PROVIDED RECORDS:
• • • • •

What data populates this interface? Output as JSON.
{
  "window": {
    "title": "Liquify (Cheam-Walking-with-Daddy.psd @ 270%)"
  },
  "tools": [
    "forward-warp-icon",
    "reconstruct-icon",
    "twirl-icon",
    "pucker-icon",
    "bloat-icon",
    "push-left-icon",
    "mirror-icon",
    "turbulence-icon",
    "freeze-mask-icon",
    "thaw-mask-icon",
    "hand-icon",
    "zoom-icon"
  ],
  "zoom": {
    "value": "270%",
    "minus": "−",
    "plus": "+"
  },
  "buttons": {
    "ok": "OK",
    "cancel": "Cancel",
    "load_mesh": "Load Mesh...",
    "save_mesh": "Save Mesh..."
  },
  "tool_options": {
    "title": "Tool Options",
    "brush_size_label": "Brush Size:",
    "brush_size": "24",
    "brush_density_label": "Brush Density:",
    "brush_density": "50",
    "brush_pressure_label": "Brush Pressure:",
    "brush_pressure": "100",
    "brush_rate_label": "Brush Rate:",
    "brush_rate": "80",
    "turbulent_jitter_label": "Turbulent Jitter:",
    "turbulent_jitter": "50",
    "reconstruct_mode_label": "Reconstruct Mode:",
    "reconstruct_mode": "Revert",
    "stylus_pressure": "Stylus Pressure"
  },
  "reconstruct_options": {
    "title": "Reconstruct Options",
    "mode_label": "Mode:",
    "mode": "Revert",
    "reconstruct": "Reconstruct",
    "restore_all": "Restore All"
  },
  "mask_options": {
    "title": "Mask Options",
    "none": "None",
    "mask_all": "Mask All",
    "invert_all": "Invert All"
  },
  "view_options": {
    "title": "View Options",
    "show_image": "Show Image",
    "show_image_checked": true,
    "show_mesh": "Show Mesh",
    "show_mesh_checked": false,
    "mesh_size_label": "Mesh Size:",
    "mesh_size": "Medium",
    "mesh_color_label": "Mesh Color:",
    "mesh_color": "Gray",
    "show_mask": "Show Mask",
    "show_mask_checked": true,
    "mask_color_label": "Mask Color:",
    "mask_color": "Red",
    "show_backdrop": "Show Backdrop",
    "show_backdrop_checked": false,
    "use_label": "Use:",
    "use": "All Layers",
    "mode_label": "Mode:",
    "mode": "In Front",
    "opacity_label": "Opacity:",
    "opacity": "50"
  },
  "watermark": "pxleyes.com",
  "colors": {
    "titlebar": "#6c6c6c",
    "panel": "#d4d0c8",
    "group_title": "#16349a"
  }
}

• • • • •

TASK TO COMPLETE: Show every line of the records above that contains the word "Revert".

FINISHED TASK:
    "reconstruct_mode": "Revert",
    "mode": "Revert",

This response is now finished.